**RECORD EXTRACTS**
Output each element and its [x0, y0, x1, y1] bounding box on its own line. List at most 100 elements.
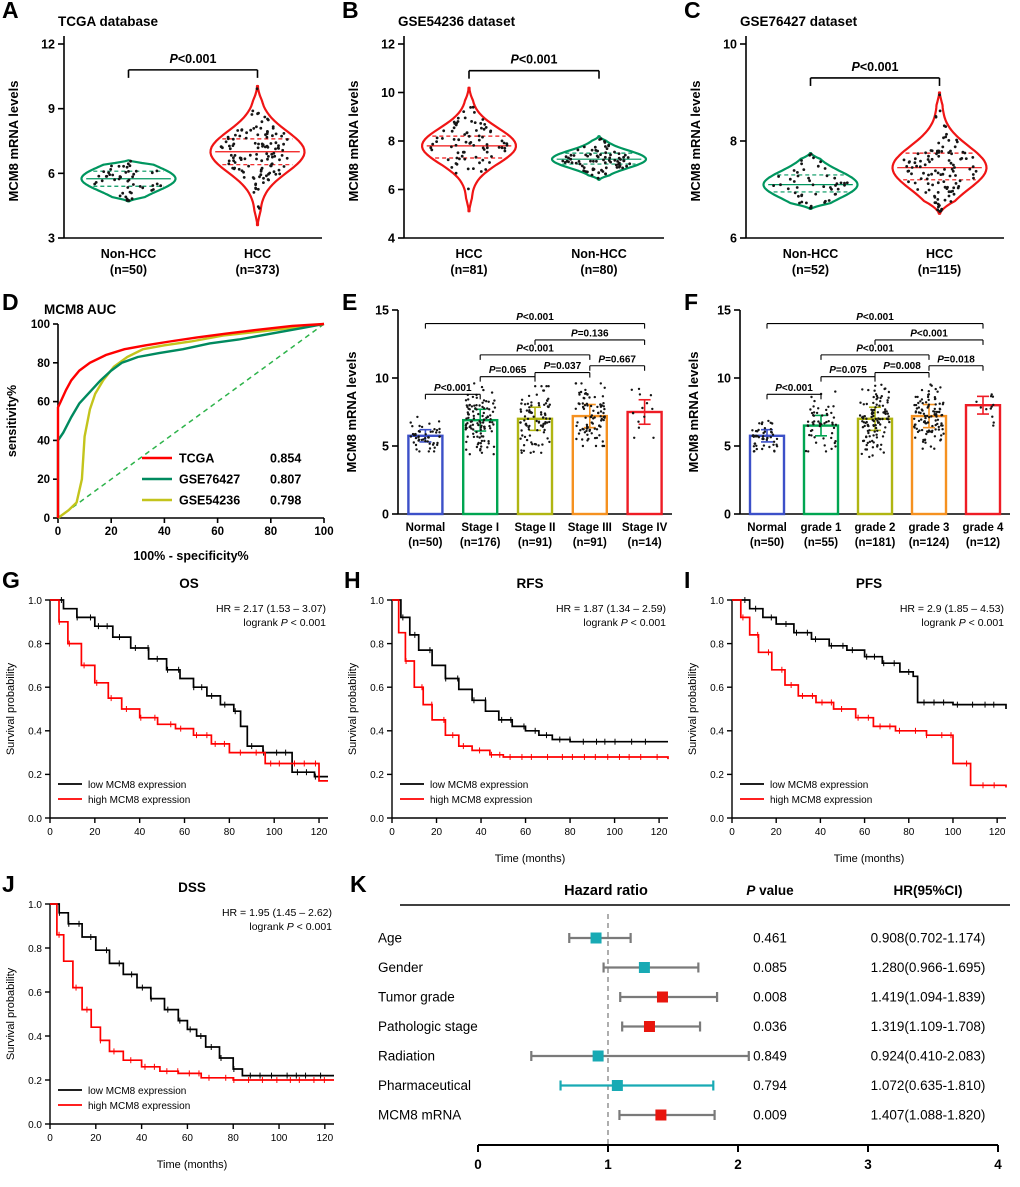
panel-E: E 0 5 10 15 MCM8 mRNA levels Normal (n=50) Stag… — [340, 289, 682, 570]
data-point — [910, 166, 914, 169]
data-point — [545, 399, 549, 402]
svg-text:1.0: 1.0 — [28, 900, 42, 911]
data-point — [599, 410, 603, 413]
data-point — [240, 169, 244, 173]
data-point — [113, 178, 116, 182]
data-point — [262, 176, 265, 180]
data-point — [485, 400, 488, 403]
data-point — [942, 180, 946, 184]
data-point — [992, 421, 995, 424]
data-point — [932, 410, 935, 413]
data-point — [917, 411, 921, 414]
group-n: (n=55) — [804, 537, 838, 549]
x-axis-label: Time (months) — [157, 1159, 228, 1171]
data-point — [811, 429, 814, 432]
data-point — [109, 168, 113, 171]
data-point — [428, 442, 431, 445]
data-point — [940, 414, 943, 417]
data-point — [117, 177, 121, 181]
data-point — [418, 424, 421, 428]
data-point — [272, 151, 276, 155]
data-point — [957, 185, 961, 188]
data-point — [830, 411, 833, 415]
data-point — [452, 120, 456, 124]
svg-text:120: 120 — [311, 827, 328, 838]
data-point — [131, 175, 135, 179]
panel-A: A TCGA database 3 6 9 12 MCM8 mRNA levels Non-… — [0, 0, 338, 292]
data-point — [989, 395, 993, 398]
data-point — [583, 404, 587, 407]
data-point — [481, 135, 484, 139]
data-point — [824, 450, 828, 453]
data-point — [477, 138, 481, 142]
data-point — [761, 435, 765, 438]
data-point — [922, 171, 925, 175]
data-point — [150, 189, 154, 192]
significance-label: P<0.001 — [516, 343, 554, 354]
data-point — [159, 184, 163, 188]
group-n: (n=373) — [235, 263, 279, 277]
data-point — [934, 428, 937, 431]
y-axis-label: MCM8 mRNA levels — [6, 81, 21, 202]
group-label: Stage III — [568, 522, 612, 534]
data-point — [617, 152, 621, 156]
data-point — [127, 199, 131, 202]
data-point — [486, 446, 489, 449]
data-point — [481, 421, 485, 424]
data-point — [936, 149, 939, 153]
data-point — [933, 435, 937, 438]
data-point — [277, 144, 280, 148]
data-point — [547, 405, 550, 409]
data-point — [919, 400, 922, 403]
data-point — [523, 419, 526, 422]
data-point — [471, 410, 475, 413]
data-point — [762, 431, 765, 435]
data-point — [547, 397, 550, 400]
data-point — [483, 427, 486, 430]
svg-text:80: 80 — [565, 827, 577, 838]
data-point — [255, 157, 258, 161]
data-point — [933, 447, 936, 450]
data-point — [963, 151, 967, 155]
data-point — [603, 407, 606, 411]
data-point — [882, 451, 885, 454]
data-point — [491, 410, 495, 413]
data-point — [930, 430, 934, 434]
data-point — [582, 407, 586, 411]
data-point — [914, 395, 917, 399]
hr-box — [655, 1109, 667, 1121]
data-point — [232, 156, 235, 160]
hr-box — [656, 991, 668, 1003]
data-point — [274, 132, 278, 136]
legend-label: high MCM8 expression — [770, 795, 872, 806]
data-point — [231, 137, 235, 141]
data-point — [812, 414, 815, 417]
chart-K-forest: Hazard ratio P value HR(95%CI) Age 0.461 0.90… — [378, 883, 1010, 1172]
data-point — [603, 161, 607, 165]
diagonal-reference-line — [57, 323, 325, 519]
legend-auc: 0.854 — [270, 452, 301, 466]
data-point — [990, 405, 993, 408]
data-point — [937, 141, 941, 145]
data-point — [130, 197, 134, 201]
svg-text:4: 4 — [388, 232, 395, 246]
data-point — [537, 444, 540, 447]
data-point — [814, 441, 818, 444]
svg-text:100: 100 — [606, 827, 623, 838]
data-point — [860, 452, 863, 456]
data-point — [257, 206, 261, 210]
data-point — [871, 446, 875, 449]
data-point — [124, 171, 128, 174]
data-point — [808, 433, 811, 437]
data-point — [527, 428, 531, 431]
svg-text:0.2: 0.2 — [710, 770, 724, 781]
data-point — [617, 165, 621, 169]
data-point — [815, 411, 819, 415]
data-point — [637, 420, 640, 423]
data-point — [887, 418, 890, 421]
row-label: Radiation — [378, 1049, 435, 1064]
bar-Normal — [748, 434, 786, 516]
data-point — [949, 149, 952, 153]
data-point — [934, 403, 937, 406]
data-point — [934, 387, 937, 391]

**WHAT IS NEEDED**
The answer must consist of every line from the entries above that contains "levels".

**RESULT OF THIS TASK**
panel-E: E 0 5 10 15 MCM8 mRNA levels Normal (n=50) Stag… — [340, 289, 682, 570]
panel-A: A TCGA database 3 6 9 12 MCM8 mRNA levels Non-… — [0, 0, 338, 292]
y-axis-label: MCM8 mRNA levels — [6, 81, 21, 202]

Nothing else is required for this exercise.